Given instruction >>
Every entry below should be transcribed exactly; pictures stay out of the copy.

The records >>
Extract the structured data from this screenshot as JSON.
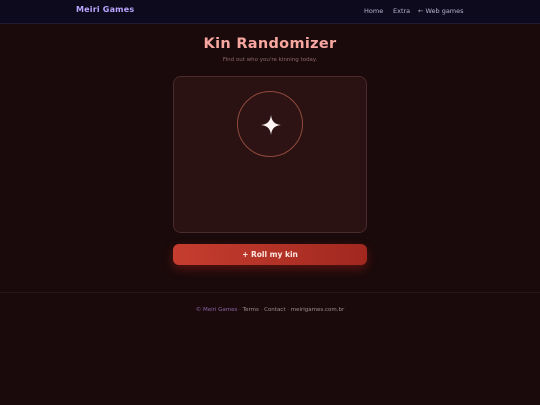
{
  "nav": {
    "brand": "Meiri Games",
    "links": {
      "home": "Home",
      "extra": "Extra",
      "web_games_arrow": "←",
      "web_games": "Web games"
    }
  },
  "header": {
    "title": "Kin Randomizer",
    "subtitle": "Find out who you're kinning today."
  },
  "card": {
    "icon": "sparkle-icon"
  },
  "roll_button": {
    "label": "+ Roll my kin"
  },
  "footer": {
    "copyright": "© Meiri Games",
    "sep1": " · ",
    "terms": "Terms",
    "sep2": " · ",
    "contact": "Contact",
    "sep3": " · ",
    "site": "meirigames.com.br"
  },
  "colors": {
    "background": "#1a0a0b",
    "navbar": "#0c0a1c",
    "brand": "#b9a6ff",
    "title": "#f7a7a0",
    "button_start": "#c63d2f",
    "button_end": "#a1281f"
  }
}
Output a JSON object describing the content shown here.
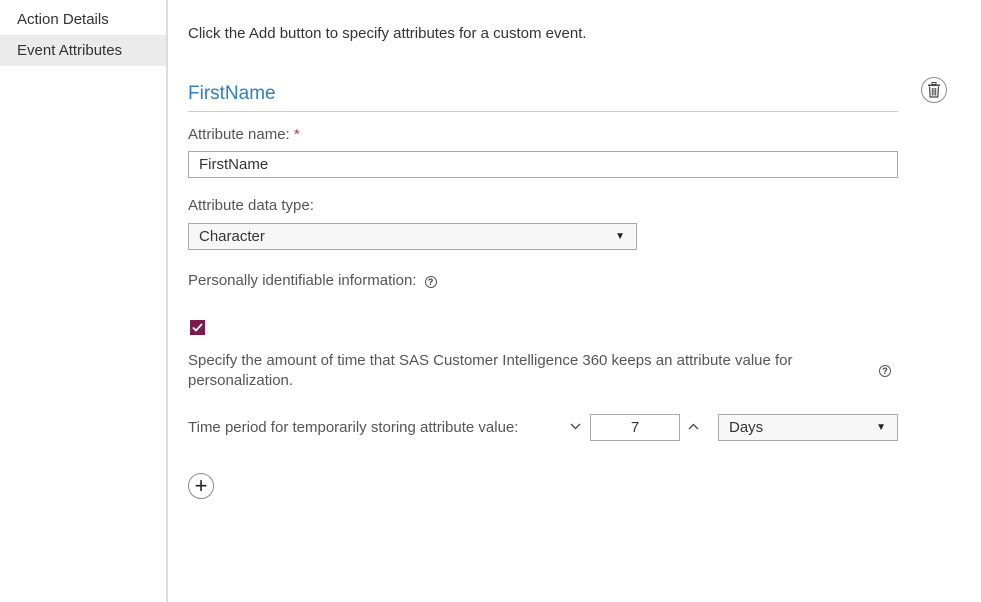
{
  "sidebar": {
    "items": [
      {
        "label": "Action Details"
      },
      {
        "label": "Event Attributes"
      }
    ]
  },
  "main": {
    "intro": "Click the Add button to specify attributes for a custom event.",
    "attribute": {
      "title": "FirstName",
      "name_label": "Attribute name:",
      "required_marker": "*",
      "name_value": "FirstName",
      "type_label": "Attribute data type:",
      "type_value": "Character",
      "pii_label": "Personally identifiable information:",
      "pii_checked": true,
      "retention_desc": "Specify the amount of time that SAS Customer Intelligence 360 keeps an attribute value for personalization.",
      "period_label": "Time period for temporarily storing attribute value:",
      "period_value": "7",
      "period_unit": "Days"
    }
  },
  "icons": {
    "help": "?",
    "caret": "▼",
    "decrement": "⌵",
    "increment": "^",
    "add": "+"
  },
  "colors": {
    "accent": "#2f7fc1",
    "checkbox": "#7b1c4c",
    "required": "#c0392b"
  }
}
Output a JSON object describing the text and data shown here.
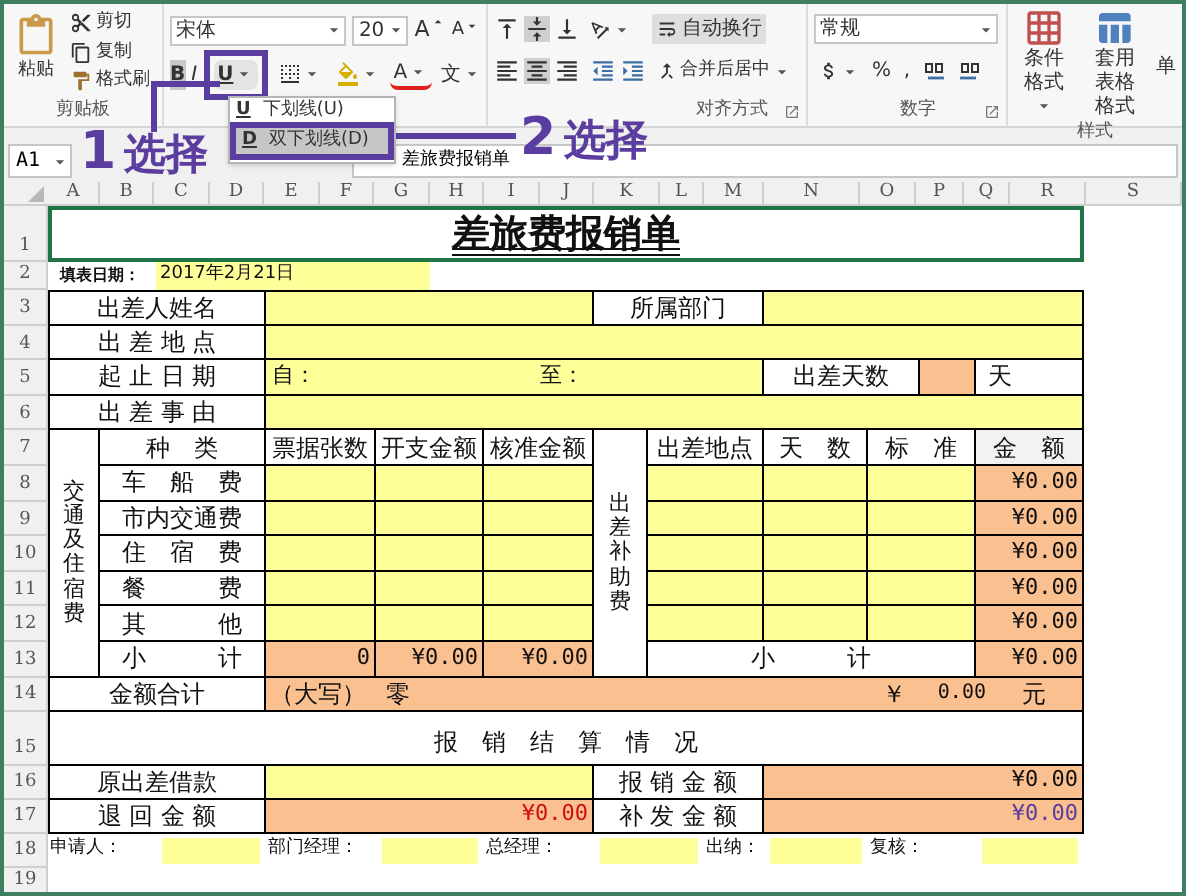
{
  "ribbon": {
    "clipboard": {
      "paste": "粘贴",
      "cut": "剪切",
      "copy": "复制",
      "format_painter": "格式刷",
      "label": "剪贴板"
    },
    "font": {
      "name": "宋体",
      "size": "20",
      "grow": "A",
      "shrink": "A",
      "bold": {
        "text": "B",
        "on": true
      },
      "italic": "I",
      "underline": "U",
      "font_color": "A",
      "phonetic": "文"
    },
    "alignment": {
      "wrap_text": "自动换行",
      "merge_center": "合并后居中",
      "label": "对齐方式"
    },
    "number": {
      "format": "常规",
      "percent": "%",
      "comma": ",",
      "label": "数字"
    },
    "styles": {
      "conditional_format": "条件格式",
      "table_format": [
        "套用",
        "表格格式"
      ],
      "cell_styles": "单",
      "label": "样式"
    }
  },
  "underline_menu": [
    {
      "key": "U",
      "label": "下划线(U)",
      "selected": false
    },
    {
      "key": "D",
      "label": "双下划线(D)",
      "selected": true
    }
  ],
  "callouts": [
    {
      "number": "1",
      "text": "选择"
    },
    {
      "number": "2",
      "text": "选择"
    }
  ],
  "formula_bar": {
    "name_box": "A1",
    "content": "差旅费报销单"
  },
  "column_headers": [
    "A",
    "B",
    "C",
    "D",
    "E",
    "F",
    "G",
    "H",
    "I",
    "J",
    "K",
    "L",
    "M",
    "N",
    "O",
    "P",
    "Q",
    "R",
    "S"
  ],
  "row_headers": [
    "1",
    "2",
    "3",
    "4",
    "5",
    "6",
    "7",
    "8",
    "9",
    "10",
    "11",
    "12",
    "13",
    "14",
    "15",
    "16",
    "17",
    "18",
    "19"
  ],
  "form": {
    "title": "差旅费报销单",
    "fill_date": {
      "label": "填表日期：",
      "value": "2017年2月21日"
    },
    "traveler": {
      "label": "出差人姓名",
      "department_label": "所属部门"
    },
    "destination_label": "出 差 地 点",
    "period": {
      "label": "起 止 日 期",
      "from": "自：",
      "to": "至：",
      "days_label": "出差天数",
      "days_unit": "天"
    },
    "purpose_label": "出 差 事 由",
    "transport": {
      "group_label": "交通及住宿费",
      "columns": [
        "种　类",
        "票据张数",
        "开支金额",
        "核准金额"
      ],
      "items": [
        "车　船　费",
        "市内交通费",
        "住　宿　费",
        "餐　　　费",
        "其　　　他"
      ],
      "subtotal": {
        "label": "小　　　计",
        "values": [
          "0",
          "¥0.00",
          "¥0.00"
        ]
      }
    },
    "allowance": {
      "group_label": "出差补助费",
      "columns": [
        "出差地点",
        "天　数",
        "标　准",
        "金　额"
      ],
      "amounts": [
        "¥0.00",
        "¥0.00",
        "¥0.00",
        "¥0.00",
        "¥0.00"
      ],
      "subtotal": {
        "label": "小　　　计",
        "amount": "¥0.00"
      }
    },
    "total": {
      "label": "金额合计",
      "uppercase_label": "（大写）",
      "uppercase_value": "零",
      "currency": "￥",
      "amount": "0.00",
      "unit": "元"
    },
    "settlement": {
      "heading": "报　销　结　算　情　况",
      "advance_label": "原出差借款",
      "reimbursed_label": "报 销 金 额",
      "reimbursed_amount": "¥0.00",
      "refund_label": "退 回 金 额",
      "refund_amount": "¥0.00",
      "supplement_label": "补 发 金 额",
      "supplement_amount": "¥0.00"
    },
    "signatures": [
      "申请人：",
      "部门经理：",
      "总经理：",
      "出纳：",
      "复核："
    ]
  }
}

Reply to the exercise >>
Extract the structured data from this screenshot as JSON.
{
  "nav": {
    "brand": "Meiri Games",
    "links": {
      "home": "Home",
      "extra": "Extra",
      "web_games_arrow": "←",
      "web_games": "Web games"
    }
  },
  "header": {
    "title": "Kin Randomizer",
    "subtitle": "Find out who you're kinning today."
  },
  "card": {
    "icon": "sparkle-icon"
  },
  "roll_button": {
    "label": "+ Roll my kin"
  },
  "footer": {
    "copyright": "© Meiri Games",
    "sep1": " · ",
    "terms": "Terms",
    "sep2": " · ",
    "contact": "Contact",
    "sep3": " · ",
    "site": "meirigames.com.br"
  },
  "colors": {
    "background": "#1a0a0b",
    "navbar": "#0c0a1c",
    "brand": "#b9a6ff",
    "title": "#f7a7a0",
    "button_start": "#c63d2f",
    "button_end": "#a1281f"
  }
}
Output a JSON object describing the content shown here.
{
  "sidebar": {
    "items": [
      {
        "label": "Action Details"
      },
      {
        "label": "Event Attributes"
      }
    ]
  },
  "main": {
    "intro": "Click the Add button to specify attributes for a custom event.",
    "attribute": {
      "title": "FirstName",
      "name_label": "Attribute name:",
      "required_marker": "*",
      "name_value": "FirstName",
      "type_label": "Attribute data type:",
      "type_value": "Character",
      "pii_label": "Personally identifiable information:",
      "pii_checked": true,
      "retention_desc": "Specify the amount of time that SAS Customer Intelligence 360 keeps an attribute value for personalization.",
      "period_label": "Time period for temporarily storing attribute value:",
      "period_value": "7",
      "period_unit": "Days"
    }
  },
  "icons": {
    "help": "?",
    "caret": "▼",
    "decrement": "⌵",
    "increment": "^",
    "add": "+"
  },
  "colors": {
    "accent": "#2f7fc1",
    "checkbox": "#7b1c4c",
    "required": "#c0392b"
  }
}
Output a JSON object describing the text and data shown here.
{
  "ribbon": {
    "clipboard": {
      "paste": "粘贴",
      "cut": "剪切",
      "copy": "复制",
      "format_painter": "格式刷",
      "label": "剪贴板"
    },
    "font": {
      "name": "宋体",
      "size": "20",
      "grow": "A",
      "shrink": "A",
      "bold": {
        "text": "B",
        "on": true
      },
      "italic": "I",
      "underline": "U",
      "font_color": "A",
      "phonetic": "文"
    },
    "alignment": {
      "wrap_text": "自动换行",
      "merge_center": "合并后居中",
      "label": "对齐方式"
    },
    "number": {
      "format": "常规",
      "percent": "%",
      "comma": ",",
      "label": "数字"
    },
    "styles": {
      "conditional_format": "条件格式",
      "table_format": [
        "套用",
        "表格格式"
      ],
      "cell_styles": "单",
      "label": "样式"
    }
  },
  "underline_menu": [
    {
      "key": "U",
      "label": "下划线(U)",
      "selected": false
    },
    {
      "key": "D",
      "label": "双下划线(D)",
      "selected": true
    }
  ],
  "callouts": [
    {
      "number": "1",
      "text": "选择"
    },
    {
      "number": "2",
      "text": "选择"
    }
  ],
  "formula_bar": {
    "name_box": "A1",
    "content": "差旅费报销单"
  },
  "column_headers": [
    "A",
    "B",
    "C",
    "D",
    "E",
    "F",
    "G",
    "H",
    "I",
    "J",
    "K",
    "L",
    "M",
    "N",
    "O",
    "P",
    "Q",
    "R",
    "S"
  ],
  "row_headers": [
    "1",
    "2",
    "3",
    "4",
    "5",
    "6",
    "7",
    "8",
    "9",
    "10",
    "11",
    "12",
    "13",
    "14",
    "15",
    "16",
    "17",
    "18",
    "19"
  ],
  "form": {
    "title": "差旅费报销单",
    "fill_date": {
      "label": "填表日期：",
      "value": "2017年2月21日"
    },
    "traveler": {
      "label": "出差人姓名",
      "department_label": "所属部门"
    },
    "destination_label": "出 差 地 点",
    "period": {
      "label": "起 止 日 期",
      "from": "自：",
      "to": "至：",
      "days_label": "出差天数",
      "days_unit": "天"
    },
    "purpose_label": "出 差 事 由",
    "transport": {
      "group_label": "交通及住宿费",
      "columns": [
        "种　类",
        "票据张数",
        "开支金额",
        "核准金额"
      ],
      "items": [
        "车　船　费",
        "市内交通费",
        "住　宿　费",
        "餐　　　费",
        "其　　　他"
      ],
      "subtotal": {
        "label": "小　　　计",
        "values": [
          "0",
          "¥0.00",
          "¥0.00"
        ]
      }
    },
    "allowance": {
      "group_label": "出差补助费",
      "columns": [
        "出差地点",
        "天　数",
        "标　准",
        "金　额"
      ],
      "amounts": [
        "¥0.00",
        "¥0.00",
        "¥0.00",
        "¥0.00",
        "¥0.00"
      ],
      "subtotal": {
        "label": "小　　　计",
        "amount": "¥0.00"
      }
    },
    "total": {
      "label": "金额合计",
      "uppercase_label": "（大写）",
      "uppercase_value": "零",
      "currency": "￥",
      "amount": "0.00",
      "unit": "元"
    },
    "settlement": {
      "heading": "报　销　结　算　情　况",
      "advance_label": "原出差借款",
      "reimbursed_label": "报 销 金 额",
      "reimbursed_amount": "¥0.00",
      "refund_label": "退 回 金 额",
      "refund_amount": "¥0.00",
      "supplement_label": "补 发 金 额",
      "supplement_amount": "¥0.00"
    },
    "signatures": [
      "申请人：",
      "部门经理：",
      "总经理：",
      "出纳：",
      "复核："
    ]
  }
}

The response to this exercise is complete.